SUPPLIED ENTRIES =>

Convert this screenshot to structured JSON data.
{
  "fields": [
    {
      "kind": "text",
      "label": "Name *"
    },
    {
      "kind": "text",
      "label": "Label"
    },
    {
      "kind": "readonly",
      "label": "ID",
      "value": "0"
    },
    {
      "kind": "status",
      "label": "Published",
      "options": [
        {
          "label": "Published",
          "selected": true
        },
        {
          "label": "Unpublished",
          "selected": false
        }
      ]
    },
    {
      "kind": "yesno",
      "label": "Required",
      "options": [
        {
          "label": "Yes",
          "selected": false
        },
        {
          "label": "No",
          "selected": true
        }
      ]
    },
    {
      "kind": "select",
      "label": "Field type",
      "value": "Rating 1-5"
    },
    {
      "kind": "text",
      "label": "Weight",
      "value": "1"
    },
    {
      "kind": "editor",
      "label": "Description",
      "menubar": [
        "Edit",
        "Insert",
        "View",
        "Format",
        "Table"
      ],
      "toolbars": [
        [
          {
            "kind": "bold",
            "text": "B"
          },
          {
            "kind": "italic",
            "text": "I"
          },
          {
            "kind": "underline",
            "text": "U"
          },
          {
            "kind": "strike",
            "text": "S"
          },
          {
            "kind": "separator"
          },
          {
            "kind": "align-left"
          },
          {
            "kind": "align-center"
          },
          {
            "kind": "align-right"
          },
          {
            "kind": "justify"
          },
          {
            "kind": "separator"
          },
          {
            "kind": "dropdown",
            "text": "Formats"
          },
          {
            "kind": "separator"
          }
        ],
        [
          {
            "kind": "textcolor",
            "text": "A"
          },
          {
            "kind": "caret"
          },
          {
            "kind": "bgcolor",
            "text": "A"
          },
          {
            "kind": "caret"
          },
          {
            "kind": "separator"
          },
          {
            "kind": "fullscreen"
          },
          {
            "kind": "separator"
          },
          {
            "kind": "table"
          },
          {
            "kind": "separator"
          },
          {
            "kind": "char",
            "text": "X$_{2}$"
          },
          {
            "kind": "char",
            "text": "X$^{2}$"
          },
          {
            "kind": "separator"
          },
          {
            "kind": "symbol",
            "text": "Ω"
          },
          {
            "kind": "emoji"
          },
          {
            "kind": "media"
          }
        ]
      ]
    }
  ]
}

THE TASK => Transcribe all of the material exactly. Omit nothing.

TASK RESPONSE =>
Convert this screenshot to structured JSON data.
{
  "fields": [
    {
      "kind": "text",
      "label": "Name *"
    },
    {
      "kind": "text",
      "label": "Label"
    },
    {
      "kind": "readonly",
      "label": "ID",
      "value": "0"
    },
    {
      "kind": "status",
      "label": "Published",
      "options": [
        {
          "label": "Published",
          "selected": true
        },
        {
          "label": "Unpublished",
          "selected": false
        }
      ]
    },
    {
      "kind": "yesno",
      "label": "Required",
      "options": [
        {
          "label": "Yes",
          "selected": false
        },
        {
          "label": "No",
          "selected": true
        }
      ]
    },
    {
      "kind": "select",
      "label": "Field type",
      "value": "Rating 1-5"
    },
    {
      "kind": "text",
      "label": "Weight",
      "value": "1"
    },
    {
      "kind": "editor",
      "label": "Description",
      "menubar": [
        "Edit",
        "Insert",
        "View",
        "Format",
        "Table"
      ],
      "toolbars": [
        [
          {
            "kind": "bold",
            "text": "B"
          },
          {
            "kind": "italic",
            "text": "I"
          },
          {
            "kind": "underline",
            "text": "U"
          },
          {
            "kind": "strike",
            "text": "S"
          },
          {
            "kind": "separator"
          },
          {
            "kind": "align-left"
          },
          {
            "kind": "align-center"
          },
          {
            "kind": "align-right"
          },
          {
            "kind": "justify"
          },
          {
            "kind": "separator"
          },
          {
            "kind": "dropdown",
            "text": "Formats"
          },
          {
            "kind": "separator"
          }
        ],
        [
          {
            "kind": "textcolor",
            "text": "A"
          },
          {
            "kind": "caret"
          },
          {
            "kind": "bgcolor",
            "text": "A"
          },
          {
            "kind": "caret"
          },
          {
            "kind": "separator"
          },
          {
            "kind": "fullscreen"
          },
          {
            "kind": "separator"
          },
          {
            "kind": "table"
          },
          {
            "kind": "separator"
          },
          {
            "kind": "char",
            "text": "X$_{2}$"
          },
          {
            "kind": "char",
            "text": "X$^{2}$"
          },
          {
            "kind": "separator"
          },
          {
            "kind": "symbol",
            "text": "Ω"
          },
          {
            "kind": "emoji"
          },
          {
            "kind": "media"
          }
        ]
      ]
    }
  ]
}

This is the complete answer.